MATERIAL SHOWN >>
^^^^^^^^

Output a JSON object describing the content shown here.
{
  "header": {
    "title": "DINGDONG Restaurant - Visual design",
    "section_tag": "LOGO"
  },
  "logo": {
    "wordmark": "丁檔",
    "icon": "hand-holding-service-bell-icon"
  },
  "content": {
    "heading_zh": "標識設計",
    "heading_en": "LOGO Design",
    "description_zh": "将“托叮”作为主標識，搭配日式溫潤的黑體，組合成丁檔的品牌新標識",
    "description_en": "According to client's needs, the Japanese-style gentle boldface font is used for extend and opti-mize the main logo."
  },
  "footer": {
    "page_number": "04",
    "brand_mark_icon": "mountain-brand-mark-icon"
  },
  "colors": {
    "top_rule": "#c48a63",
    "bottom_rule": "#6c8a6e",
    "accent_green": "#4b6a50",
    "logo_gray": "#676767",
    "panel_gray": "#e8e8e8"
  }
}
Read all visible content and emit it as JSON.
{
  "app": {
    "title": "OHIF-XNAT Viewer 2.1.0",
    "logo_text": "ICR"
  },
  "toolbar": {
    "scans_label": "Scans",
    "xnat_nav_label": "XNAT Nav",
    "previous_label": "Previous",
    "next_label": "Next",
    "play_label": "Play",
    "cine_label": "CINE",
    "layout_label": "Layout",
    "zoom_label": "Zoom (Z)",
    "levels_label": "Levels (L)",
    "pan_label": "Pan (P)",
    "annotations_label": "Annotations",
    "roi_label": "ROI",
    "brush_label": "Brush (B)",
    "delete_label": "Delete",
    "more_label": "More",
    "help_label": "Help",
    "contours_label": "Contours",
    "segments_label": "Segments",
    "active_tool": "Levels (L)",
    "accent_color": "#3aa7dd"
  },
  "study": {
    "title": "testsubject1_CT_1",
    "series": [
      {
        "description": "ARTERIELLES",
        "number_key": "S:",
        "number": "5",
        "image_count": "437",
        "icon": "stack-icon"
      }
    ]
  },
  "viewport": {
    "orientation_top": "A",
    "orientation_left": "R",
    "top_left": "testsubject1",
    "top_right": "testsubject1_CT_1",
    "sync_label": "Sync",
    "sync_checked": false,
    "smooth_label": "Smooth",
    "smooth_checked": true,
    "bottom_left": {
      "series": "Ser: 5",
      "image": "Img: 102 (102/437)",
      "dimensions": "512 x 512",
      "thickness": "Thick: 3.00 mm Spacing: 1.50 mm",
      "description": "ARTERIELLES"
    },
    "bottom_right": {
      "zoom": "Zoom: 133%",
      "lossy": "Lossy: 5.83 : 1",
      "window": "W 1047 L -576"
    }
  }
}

^^^^^^^^

WHAT THE TASK ASKS >>
Output all of the data again, exactly.

SOLUTION BELOW >>
Output a JSON object describing the content shown here.
{
  "header": {
    "title": "DINGDONG Restaurant - Visual design",
    "section_tag": "LOGO"
  },
  "logo": {
    "wordmark": "丁檔",
    "icon": "hand-holding-service-bell-icon"
  },
  "content": {
    "heading_zh": "標識設計",
    "heading_en": "LOGO Design",
    "description_zh": "将“托叮”作为主標識，搭配日式溫潤的黑體，組合成丁檔的品牌新標識",
    "description_en": "According to client's needs, the Japanese-style gentle boldface font is used for extend and opti-mize the main logo."
  },
  "footer": {
    "page_number": "04",
    "brand_mark_icon": "mountain-brand-mark-icon"
  },
  "colors": {
    "top_rule": "#c48a63",
    "bottom_rule": "#6c8a6e",
    "accent_green": "#4b6a50",
    "logo_gray": "#676767",
    "panel_gray": "#e8e8e8"
  }
}
Read all visible content and emit it as JSON.
{
  "app": {
    "title": "OHIF-XNAT Viewer 2.1.0",
    "logo_text": "ICR"
  },
  "toolbar": {
    "scans_label": "Scans",
    "xnat_nav_label": "XNAT Nav",
    "previous_label": "Previous",
    "next_label": "Next",
    "play_label": "Play",
    "cine_label": "CINE",
    "layout_label": "Layout",
    "zoom_label": "Zoom (Z)",
    "levels_label": "Levels (L)",
    "pan_label": "Pan (P)",
    "annotations_label": "Annotations",
    "roi_label": "ROI",
    "brush_label": "Brush (B)",
    "delete_label": "Delete",
    "more_label": "More",
    "help_label": "Help",
    "contours_label": "Contours",
    "segments_label": "Segments",
    "active_tool": "Levels (L)",
    "accent_color": "#3aa7dd"
  },
  "study": {
    "title": "testsubject1_CT_1",
    "series": [
      {
        "description": "ARTERIELLES",
        "number_key": "S:",
        "number": "5",
        "image_count": "437",
        "icon": "stack-icon"
      }
    ]
  },
  "viewport": {
    "orientation_top": "A",
    "orientation_left": "R",
    "top_left": "testsubject1",
    "top_right": "testsubject1_CT_1",
    "sync_label": "Sync",
    "sync_checked": false,
    "smooth_label": "Smooth",
    "smooth_checked": true,
    "bottom_left": {
      "series": "Ser: 5",
      "image": "Img: 102 (102/437)",
      "dimensions": "512 x 512",
      "thickness": "Thick: 3.00 mm Spacing: 1.50 mm",
      "description": "ARTERIELLES"
    },
    "bottom_right": {
      "zoom": "Zoom: 133%",
      "lossy": "Lossy: 5.83 : 1",
      "window": "W 1047 L -576"
    }
  }
}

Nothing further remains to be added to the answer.